• _EXERCISE DESCRIPTION_:
In the data below, convert everything from the line containing "fingerprint-terminal-icon bbox=[229, 496, 305, 554]" down to the line containing "device-label: GT200 bbox=[166, 582, 222, 602]" into a Markdown table with the columns Row and Data line. Number each row and leave out blank lines.
------------
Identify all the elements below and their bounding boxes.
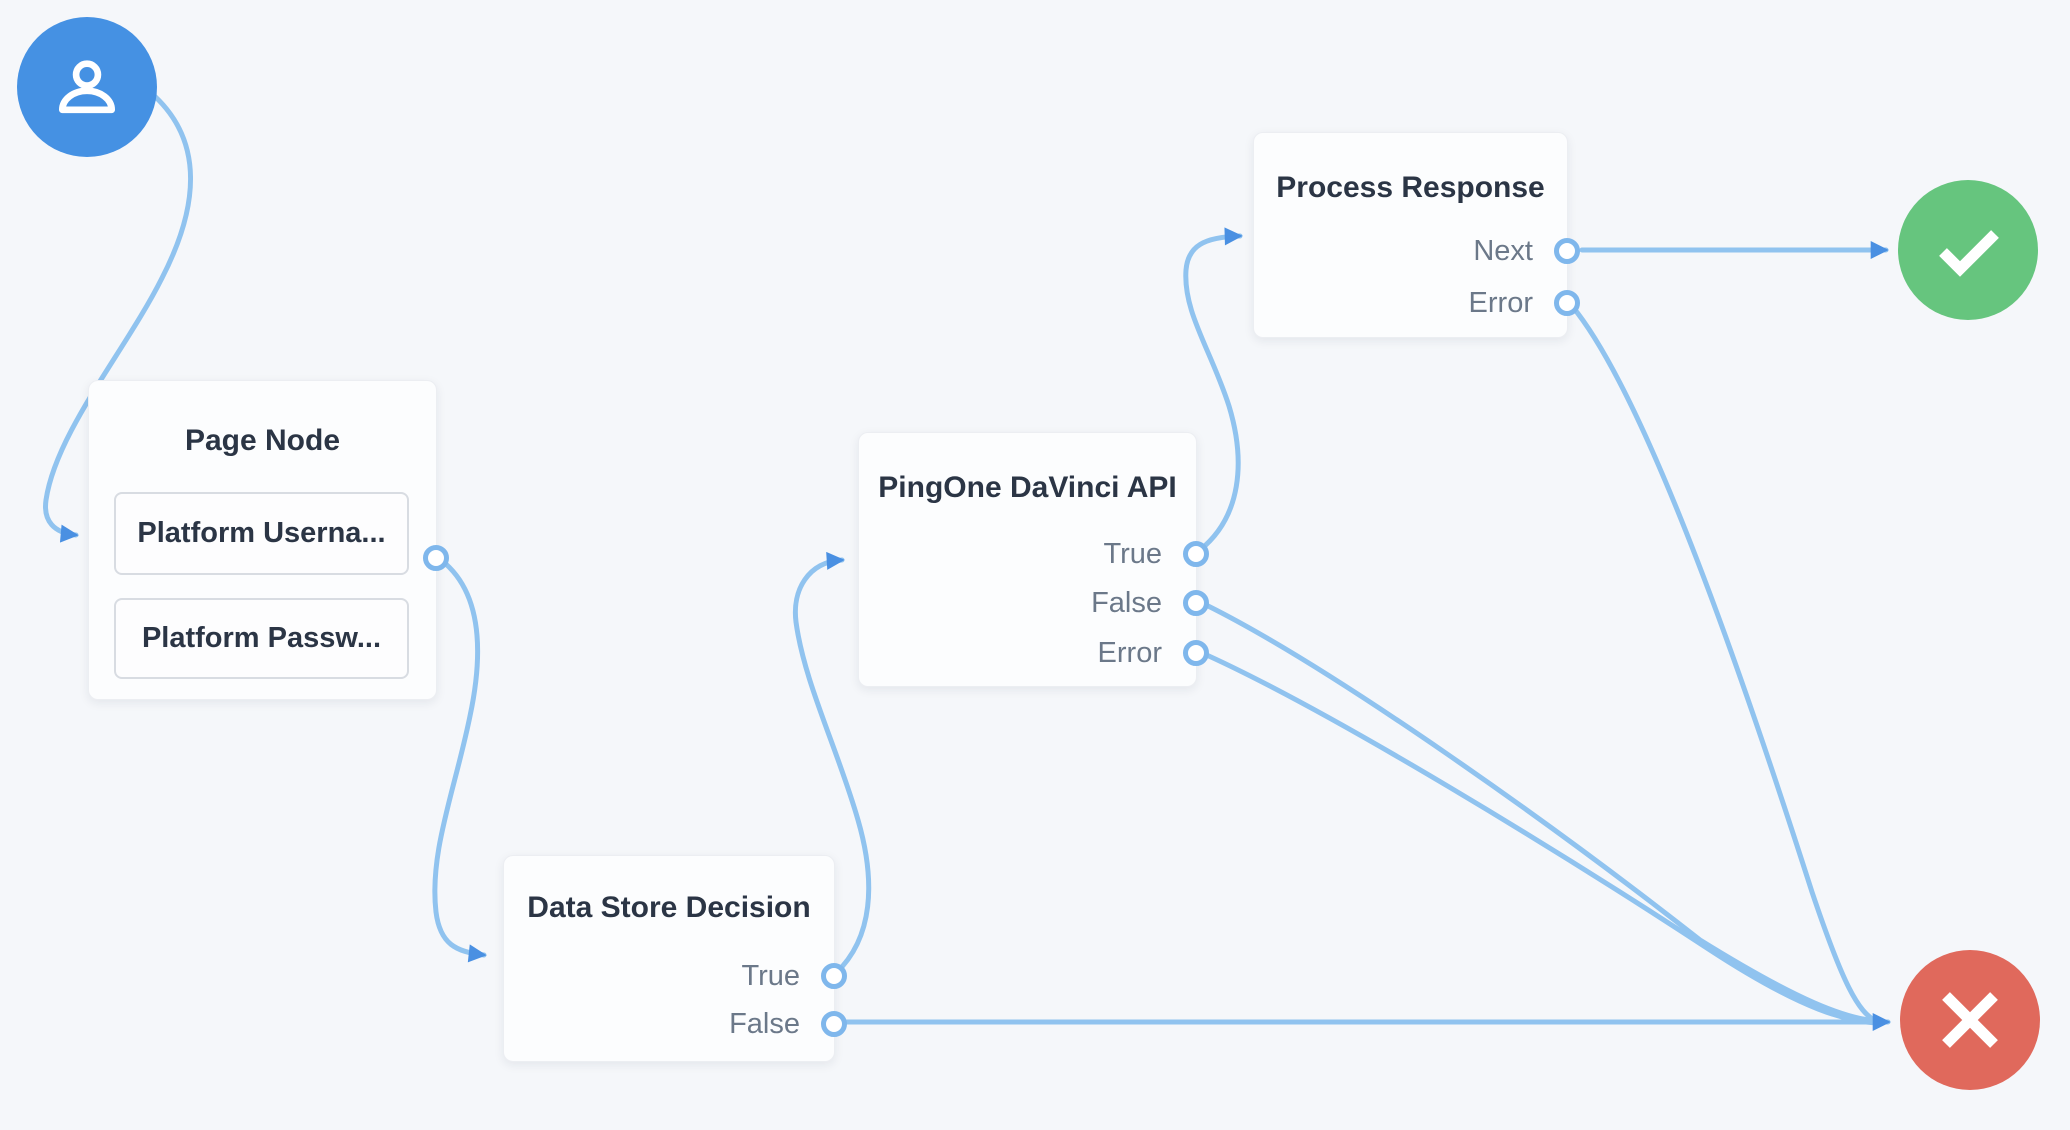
start-node[interactable] [17,17,157,157]
output-port-true[interactable] [1183,541,1209,567]
node-process-response[interactable]: Process Response Next Error [1253,132,1580,338]
connector-pingone-false-to-failure [1197,599,1879,1024]
data-store-decision-title: Data Store Decision [527,891,811,924]
node-data-store-decision[interactable]: Data Store Decision True False [503,855,847,1062]
output-label-error: Error [1468,287,1533,319]
connector-start-to-page-node [43,89,193,543]
connector-process-response-error-to-failure [1569,303,1879,1024]
output-port-next[interactable] [1554,238,1580,264]
output-port-false[interactable] [1183,590,1209,616]
output-label-next: Next [1473,235,1533,267]
connector-page-node-to-data-store-decision [432,554,487,963]
success-node[interactable] [1898,180,2038,320]
output-port-error[interactable] [1183,640,1209,666]
output-label-true: True [741,960,800,992]
page-node-output-port[interactable] [423,545,449,571]
check-icon [1928,210,2008,290]
user-icon [49,49,125,125]
page-node-title: Page Node [184,424,341,457]
pingone-api-title: PingOne DaVinci API [878,471,1177,504]
output-port-true[interactable] [821,963,847,989]
connector-pingone-error-to-failure [1197,649,1879,1026]
field-platform-password[interactable]: Platform Passw... [114,598,409,679]
node-page-node[interactable]: Page Node Platform Userna... Platform Pa… [88,380,449,700]
output-label-true: True [1103,538,1162,570]
failure-node[interactable] [1900,950,2040,1090]
process-response-title: Process Response [1276,171,1545,204]
output-label-false: False [1091,587,1162,619]
connector-data-store-true-to-pingone-api [792,551,872,976]
output-port-false[interactable] [821,1011,847,1037]
node-pingone-davinci-api[interactable]: PingOne DaVinci API True False Error [858,432,1209,687]
field-platform-username[interactable]: Platform Userna... [114,492,409,575]
output-port-error[interactable] [1554,290,1580,316]
connector-pingone-true-to-process-response [1183,227,1243,553]
output-label-false: False [729,1008,800,1040]
close-icon [1930,980,2010,1060]
output-label-error: Error [1097,637,1162,669]
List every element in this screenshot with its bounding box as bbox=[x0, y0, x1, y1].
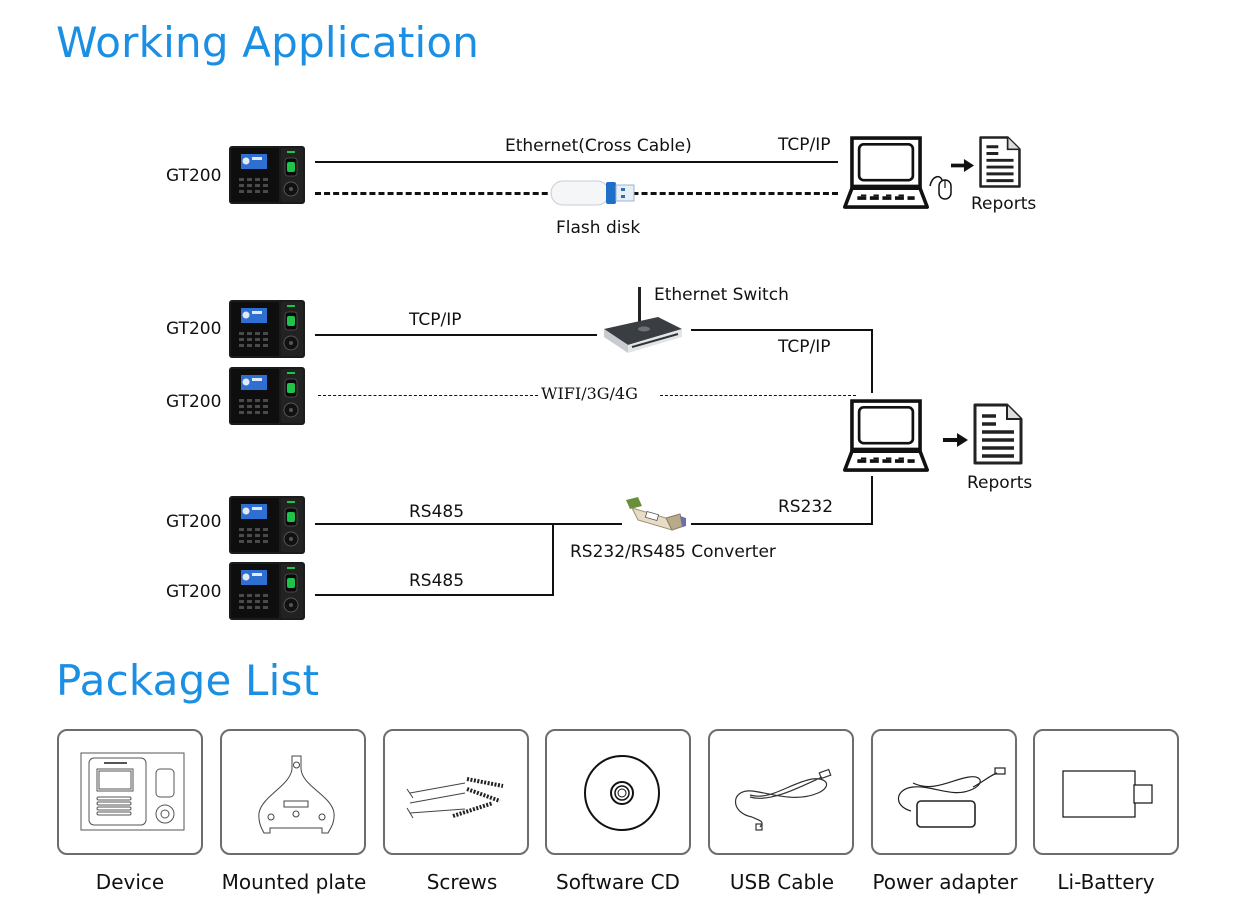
fingerprint-terminal-icon bbox=[229, 496, 305, 554]
package-item-software-cd bbox=[545, 729, 691, 855]
flash-disk-label: Flash disk bbox=[556, 218, 641, 238]
package-item-device bbox=[57, 729, 203, 855]
package-label-device: Device bbox=[95, 870, 165, 894]
arrow-right-icon bbox=[943, 432, 969, 448]
reports-label: Reports bbox=[971, 194, 1037, 214]
device-label: GT200 bbox=[166, 392, 222, 412]
switch-to-pc-line bbox=[871, 329, 873, 393]
device-label: GT200 bbox=[166, 582, 222, 602]
report-document-icon bbox=[978, 134, 1022, 190]
tcpip-line-left bbox=[315, 334, 597, 336]
device-label: GT200 bbox=[166, 319, 222, 339]
ethernet-switch-label: Ethernet Switch bbox=[654, 285, 789, 305]
rs485-bus-line bbox=[552, 523, 554, 596]
reports-label: Reports bbox=[967, 473, 1033, 493]
tcpip-label: TCP/IP bbox=[778, 135, 831, 155]
package-label-usb-cable: USB Cable bbox=[729, 870, 835, 894]
tcpip-left-label: TCP/IP bbox=[409, 310, 462, 330]
rs485-line-top bbox=[315, 523, 622, 525]
fingerprint-terminal-icon bbox=[229, 367, 305, 425]
device-label: GT200 bbox=[166, 166, 222, 186]
package-item-mounted-plate bbox=[220, 729, 366, 855]
working-application-title: Working Application bbox=[56, 18, 480, 67]
cd-icon bbox=[584, 755, 660, 831]
screws-icon bbox=[406, 777, 504, 819]
computer-icon bbox=[843, 394, 929, 478]
ethernet-cross-cable-label: Ethernet(Cross Cable) bbox=[505, 136, 692, 156]
tcpip-line-right bbox=[691, 329, 873, 331]
fingerprint-terminal-icon bbox=[229, 300, 305, 358]
wireless-dashed-line-left bbox=[318, 395, 538, 396]
tcpip-right-label: TCP/IP bbox=[778, 337, 831, 357]
rs232-rs485-converter-icon bbox=[626, 497, 686, 531]
ethernet-switch-icon bbox=[604, 287, 682, 353]
device-icon bbox=[80, 752, 185, 831]
pc-to-rs232-line bbox=[871, 476, 873, 525]
ethernet-cable-line bbox=[315, 161, 838, 163]
computer-icon bbox=[843, 131, 929, 215]
power-adapter-icon bbox=[897, 767, 1006, 828]
usb-flash-disk-icon bbox=[550, 180, 635, 206]
package-label-software-cd: Software CD bbox=[556, 870, 680, 894]
package-label-power-adapter: Power adapter bbox=[872, 870, 1018, 894]
converter-label: RS232/RS485 Converter bbox=[570, 542, 776, 562]
mounting-plate-icon bbox=[258, 755, 335, 834]
package-item-li-battery bbox=[1033, 729, 1179, 855]
package-item-power-adapter bbox=[871, 729, 1017, 855]
fingerprint-terminal-icon bbox=[229, 146, 305, 204]
device-label: GT200 bbox=[166, 512, 222, 532]
mouse-icon bbox=[929, 175, 952, 200]
battery-icon bbox=[1062, 770, 1153, 818]
rs485-line-bottom bbox=[315, 594, 554, 596]
package-list-title: Package List bbox=[56, 656, 320, 705]
rs485-top-label: RS485 bbox=[409, 502, 465, 522]
fingerprint-terminal-icon bbox=[229, 562, 305, 620]
usb-cable-icon bbox=[735, 768, 832, 831]
report-document-icon bbox=[972, 402, 1024, 466]
package-item-screws bbox=[383, 729, 529, 855]
wireless-label: WIFI/3G/4G bbox=[541, 384, 638, 403]
rs232-line bbox=[691, 523, 873, 525]
package-item-usb-cable bbox=[708, 729, 854, 855]
rs232-label: RS232 bbox=[778, 497, 834, 517]
package-label-li-battery: Li-Battery bbox=[1057, 870, 1155, 894]
package-label-screws: Screws bbox=[426, 870, 498, 894]
arrow-right-icon bbox=[951, 158, 975, 173]
package-label-mounted-plate: Mounted plate bbox=[221, 870, 367, 894]
wireless-dashed-line-right bbox=[660, 395, 856, 396]
rs485-bottom-label: RS485 bbox=[409, 571, 465, 591]
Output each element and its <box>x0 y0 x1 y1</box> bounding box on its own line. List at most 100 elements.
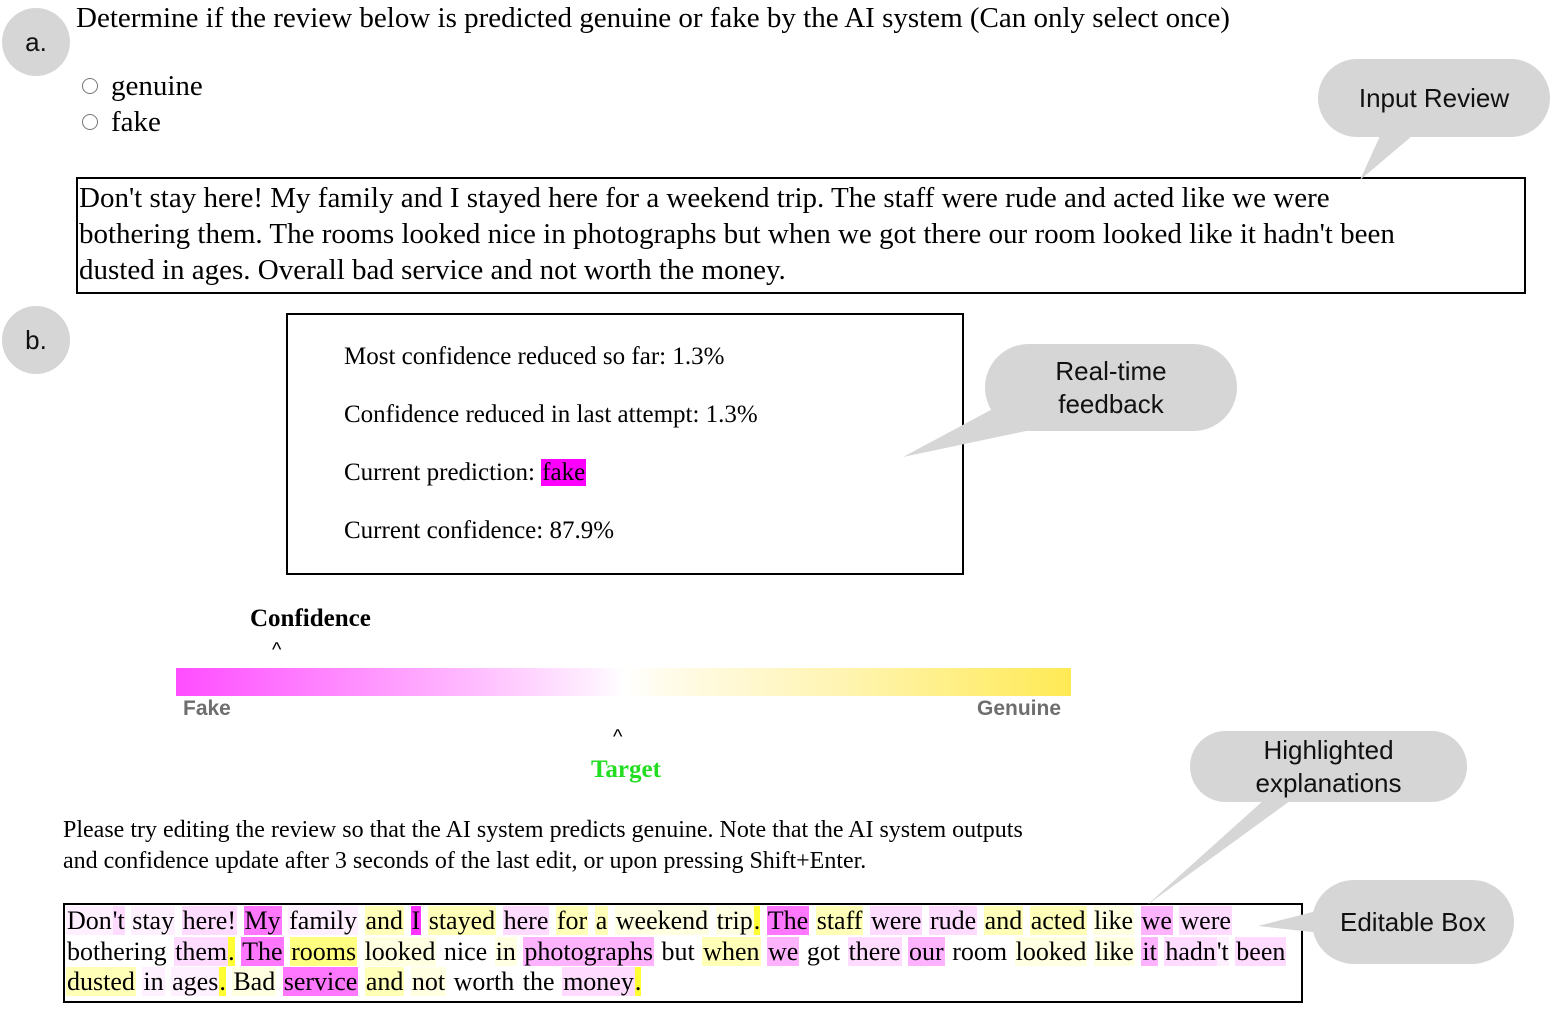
radio-option-fake[interactable]: fake <box>82 104 203 140</box>
highlighted-token[interactable]: like <box>1093 936 1135 966</box>
highlighted-token[interactable]: in <box>142 967 165 996</box>
highlighted-token[interactable]: rooms <box>290 936 358 966</box>
input-review-line-3: dusted in ages. Overall bad service and … <box>79 254 786 286</box>
instructions-line-1: Please try editing the review so that th… <box>63 817 1023 843</box>
highlighted-token[interactable]: them <box>174 936 229 966</box>
input-review-line-1: Don't stay here! My family and I stayed … <box>79 182 1330 214</box>
highlighted-token[interactable]: and <box>364 906 405 935</box>
highlighted-token[interactable]: but <box>661 936 695 966</box>
highlighted-token[interactable]: we <box>1140 906 1173 935</box>
highlighted-token[interactable]: . <box>753 906 761 935</box>
callout-realtime-feedback-line-1: Real-time <box>1055 355 1167 386</box>
highlighted-token[interactable]: photographs <box>523 936 654 966</box>
current-prediction: Current prediction: fake <box>344 459 587 487</box>
highlighted-token[interactable]: we <box>767 936 800 966</box>
highlighted-token[interactable]: staff <box>815 906 864 935</box>
callout-input-review-text: Input Review <box>1358 82 1510 113</box>
highlighted-token[interactable]: The <box>241 936 284 966</box>
highlighted-token[interactable]: got <box>806 936 841 966</box>
callout-highlighted-line-2: explanations <box>1255 767 1402 798</box>
question-prompt: Determine if the review below is predict… <box>76 2 1230 34</box>
prediction-badge: fake <box>541 459 587 486</box>
edit-instructions: Please try editing the review so that th… <box>63 815 1183 877</box>
highlighted-token[interactable]: like <box>1093 906 1135 935</box>
highlighted-token[interactable]: here <box>502 906 550 935</box>
confidence-title: Confidence <box>250 605 371 632</box>
highlighted-token[interactable]: stay <box>131 906 176 935</box>
current-confidence: Current confidence: 87.9% <box>344 517 615 544</box>
highlighted-token[interactable]: nice <box>443 936 488 966</box>
current-prediction-label: Current prediction: <box>344 459 542 486</box>
callout-editable-box-text: Editable Box <box>1340 906 1486 937</box>
instructions-line-2: and confidence update after 3 seconds of… <box>63 848 867 874</box>
realtime-feedback-panel: Most confidence reduced so far: 1.3% Con… <box>286 313 964 575</box>
highlighted-token[interactable]: were <box>1179 906 1232 935</box>
highlighted-token[interactable]: dusted <box>66 967 136 996</box>
highlighted-token[interactable]: it <box>1141 936 1158 966</box>
section-label-b-text: b. <box>25 324 47 355</box>
highlighted-token[interactable]: not <box>410 967 447 996</box>
highlighted-token[interactable]: The <box>766 906 810 935</box>
target-marker-icon: ^ <box>613 726 623 748</box>
highlighted-token[interactable]: . <box>228 936 235 966</box>
callout-highlighted-line-1: Highlighted <box>1263 734 1394 765</box>
highlighted-token[interactable]: rude <box>928 906 978 935</box>
highlighted-token[interactable]: for <box>555 906 589 935</box>
highlighted-token[interactable]: I <box>410 906 422 935</box>
editable-line[interactable]: dusted in ages. Bad service and not wort… <box>66 967 1301 998</box>
highlighted-token[interactable]: Don <box>66 906 113 935</box>
highlighted-token[interactable]: looked <box>1014 936 1088 966</box>
highlighted-token[interactable]: and <box>364 967 405 996</box>
editable-line[interactable]: Don't stay here! My family and I stayed … <box>66 906 1301 937</box>
radio-label-genuine: genuine <box>111 69 203 102</box>
highlighted-token[interactable]: worth <box>453 967 515 996</box>
confidence-marker-icon: ^ <box>272 639 282 661</box>
input-review-box: Don't stay here! My family and I stayed … <box>76 177 1526 294</box>
highlighted-token[interactable]: . <box>634 967 642 996</box>
radio-button-genuine[interactable] <box>82 78 98 94</box>
highlighted-token[interactable]: when <box>702 936 761 966</box>
highlighted-token[interactable]: in <box>494 936 517 966</box>
genuine-label: Genuine <box>977 697 1062 720</box>
highlighted-token[interactable]: looked <box>363 936 437 966</box>
fake-label: Fake <box>183 697 231 720</box>
prediction-radio-group: genuine fake <box>82 68 203 140</box>
highlighted-token[interactable]: weekend <box>614 906 710 935</box>
highlighted-token[interactable]: service <box>282 967 359 996</box>
input-review-line-2: bothering them. The rooms looked nice in… <box>79 218 1395 250</box>
highlighted-token[interactable]: our <box>908 936 945 966</box>
most-confidence-reduced: Most confidence reduced so far: 1.3% <box>344 343 725 370</box>
highlighted-token[interactable]: acted <box>1029 906 1087 935</box>
section-label-a: a. <box>2 8 70 76</box>
highlighted-token[interactable]: been <box>1235 936 1287 966</box>
radio-button-fake[interactable] <box>82 114 98 130</box>
highlighted-token[interactable]: money <box>562 967 635 996</box>
highlighted-token[interactable]: hadn <box>1164 936 1217 966</box>
highlighted-token[interactable]: . <box>219 967 226 996</box>
highlighted-token[interactable]: ages <box>171 967 220 996</box>
highlighted-token[interactable]: 't <box>112 906 125 935</box>
editable-line[interactable]: bothering them. The rooms looked nice in… <box>66 936 1301 968</box>
highlighted-token[interactable]: here! <box>181 906 237 935</box>
highlighted-token[interactable]: were <box>869 906 923 935</box>
editable-review-box[interactable]: Don't stay here! My family and I stayed … <box>63 903 1303 1003</box>
highlighted-token[interactable]: My <box>243 906 282 935</box>
highlighted-token[interactable]: and <box>983 906 1024 935</box>
highlighted-token[interactable]: the <box>522 967 555 996</box>
highlighted-token[interactable]: a <box>594 906 609 935</box>
highlighted-token[interactable]: there <box>847 936 902 966</box>
confidence-gradient-bar <box>176 668 1071 696</box>
highlighted-token[interactable]: bothering <box>67 936 167 966</box>
callout-input-review: Input Review <box>1318 59 1550 137</box>
highlighted-token[interactable]: family <box>288 906 358 935</box>
highlighted-token[interactable]: trip <box>715 906 754 935</box>
confidence-reduced-last-attempt: Confidence reduced in last attempt: 1.3% <box>344 401 758 428</box>
radio-option-genuine[interactable]: genuine <box>82 68 203 104</box>
highlighted-token[interactable]: Bad <box>232 967 277 996</box>
callout-realtime-feedback: Real-time feedback <box>985 344 1237 431</box>
highlighted-token[interactable]: 't <box>1216 936 1229 966</box>
callout-realtime-feedback-line-2: feedback <box>1058 388 1164 419</box>
section-label-b: b. <box>2 306 70 374</box>
highlighted-token[interactable]: stayed <box>427 906 497 935</box>
highlighted-token[interactable]: room <box>952 936 1008 966</box>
------------
• _EXERCISE OUTPUT_:
| Row | Data line |
|---|---|
| 1 | fingerprint-terminal-icon bbox=[229, 496, 305, 554] |
| 2 | package-item-software-cd bbox=[545, 729, 691, 855] |
| 3 | flash-disk-label: Flash disk bbox=[556, 218, 641, 238] |
| 4 | package-item-device bbox=[57, 729, 203, 855] |
| 5 | package-label-device: Device bbox=[95, 870, 165, 894] |
| 6 | arrow-right-icon bbox=[943, 432, 969, 448] |
| 7 | reports-label: Reports bbox=[971, 194, 1037, 214] |
| 8 | device-label: GT200 bbox=[166, 392, 222, 412] |
| 9 | switch-to-pc-line bbox=[871, 329, 873, 393] |
| 10 | device-label: GT200 bbox=[166, 582, 222, 602] |